— Exercise details —
Omit the images. Copy each entry word for word.

(Records from a collection)
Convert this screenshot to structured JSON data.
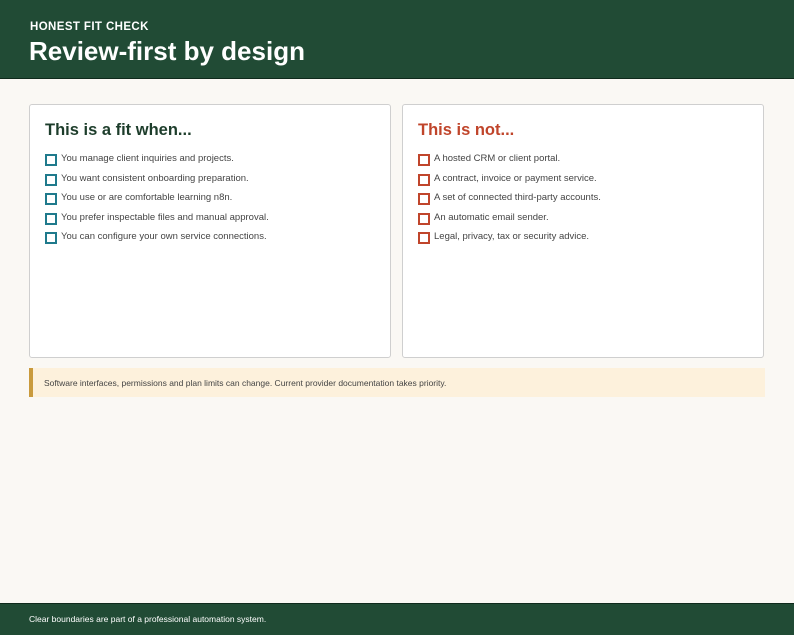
{
  "header": {
    "eyebrow": "HONEST FIT CHECK",
    "title": "Review-first by design"
  },
  "fit_card": {
    "title": "This is a fit when...",
    "items": [
      "You manage client inquiries and projects.",
      "You want consistent onboarding preparation.",
      "You use or are comfortable learning n8n.",
      "You prefer inspectable files and manual approval.",
      "You can configure your own service connections."
    ]
  },
  "not_fit_card": {
    "title": "This is not...",
    "items": [
      "A hosted CRM or client portal.",
      "A contract, invoice or payment service.",
      "A set of connected third-party accounts.",
      "An automatic email sender.",
      "Legal, privacy, tax or security advice."
    ]
  },
  "notice": {
    "text": "Software interfaces, permissions and plan limits can change. Current provider documentation takes priority."
  },
  "footer": {
    "text": "Clear boundaries are part of a professional automation system."
  },
  "colors": {
    "header_bg": "#214b35",
    "fit_accent": "#1f7a8c",
    "not_fit_accent": "#c0452b",
    "notice_bg": "#fdf1dc",
    "notice_border": "#c99a3c"
  }
}
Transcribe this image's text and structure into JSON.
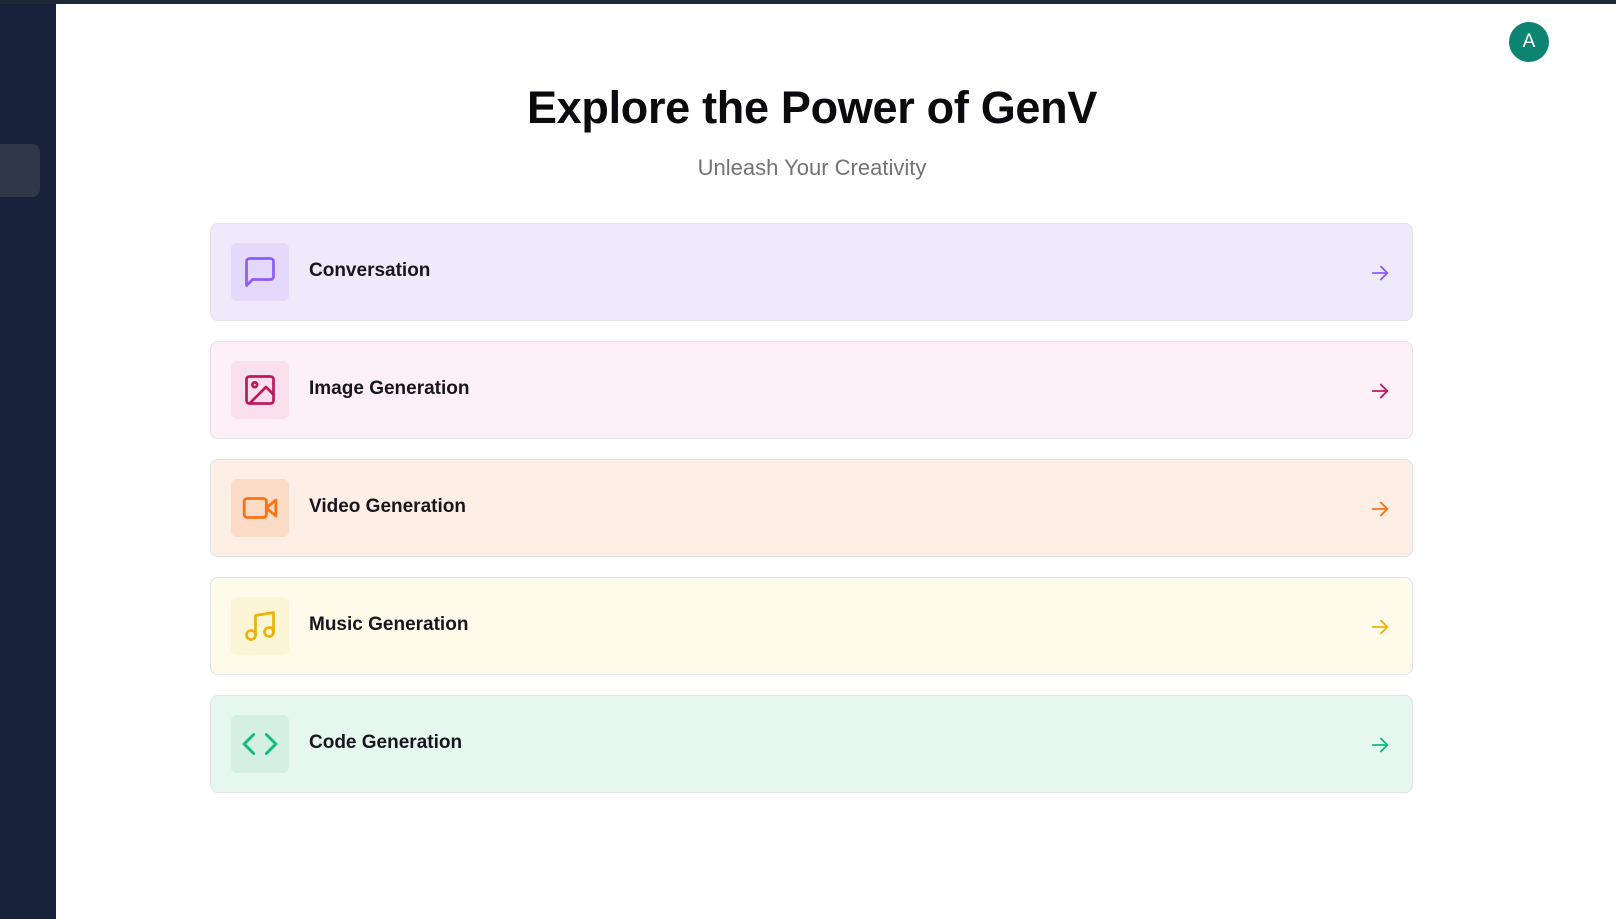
{
  "user": {
    "avatar_initial": "A",
    "avatar_color": "#0d8472"
  },
  "hero": {
    "title": "Explore the Power of GenV",
    "subtitle": "Unleash Your Creativity"
  },
  "tools": [
    {
      "label": "Conversation",
      "icon": "message-square-icon",
      "accent": "#8b5cf6"
    },
    {
      "label": "Image Generation",
      "icon": "image-icon",
      "accent": "#be185d"
    },
    {
      "label": "Video Generation",
      "icon": "video-icon",
      "accent": "#f97316"
    },
    {
      "label": "Music Generation",
      "icon": "music-icon",
      "accent": "#eab308"
    },
    {
      "label": "Code Generation",
      "icon": "code-icon",
      "accent": "#10b981"
    }
  ]
}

— Solution —
Convert this screenshot to structured JSON data.
{
  "header": {
    "eyebrow": "HONEST FIT CHECK",
    "title": "Review-first by design"
  },
  "fit_card": {
    "title": "This is a fit when...",
    "items": [
      "You manage client inquiries and projects.",
      "You want consistent onboarding preparation.",
      "You use or are comfortable learning n8n.",
      "You prefer inspectable files and manual approval.",
      "You can configure your own service connections."
    ]
  },
  "not_fit_card": {
    "title": "This is not...",
    "items": [
      "A hosted CRM or client portal.",
      "A contract, invoice or payment service.",
      "A set of connected third-party accounts.",
      "An automatic email sender.",
      "Legal, privacy, tax or security advice."
    ]
  },
  "notice": {
    "text": "Software interfaces, permissions and plan limits can change. Current provider documentation takes priority."
  },
  "footer": {
    "text": "Clear boundaries are part of a professional automation system."
  },
  "colors": {
    "header_bg": "#214b35",
    "fit_accent": "#1f7a8c",
    "not_fit_accent": "#c0452b",
    "notice_bg": "#fdf1dc",
    "notice_border": "#c99a3c"
  }
}
Transcribe this image's text and structure into JSON.
{
  "user": {
    "avatar_initial": "A",
    "avatar_color": "#0d8472"
  },
  "hero": {
    "title": "Explore the Power of GenV",
    "subtitle": "Unleash Your Creativity"
  },
  "tools": [
    {
      "label": "Conversation",
      "icon": "message-square-icon",
      "accent": "#8b5cf6"
    },
    {
      "label": "Image Generation",
      "icon": "image-icon",
      "accent": "#be185d"
    },
    {
      "label": "Video Generation",
      "icon": "video-icon",
      "accent": "#f97316"
    },
    {
      "label": "Music Generation",
      "icon": "music-icon",
      "accent": "#eab308"
    },
    {
      "label": "Code Generation",
      "icon": "code-icon",
      "accent": "#10b981"
    }
  ]
}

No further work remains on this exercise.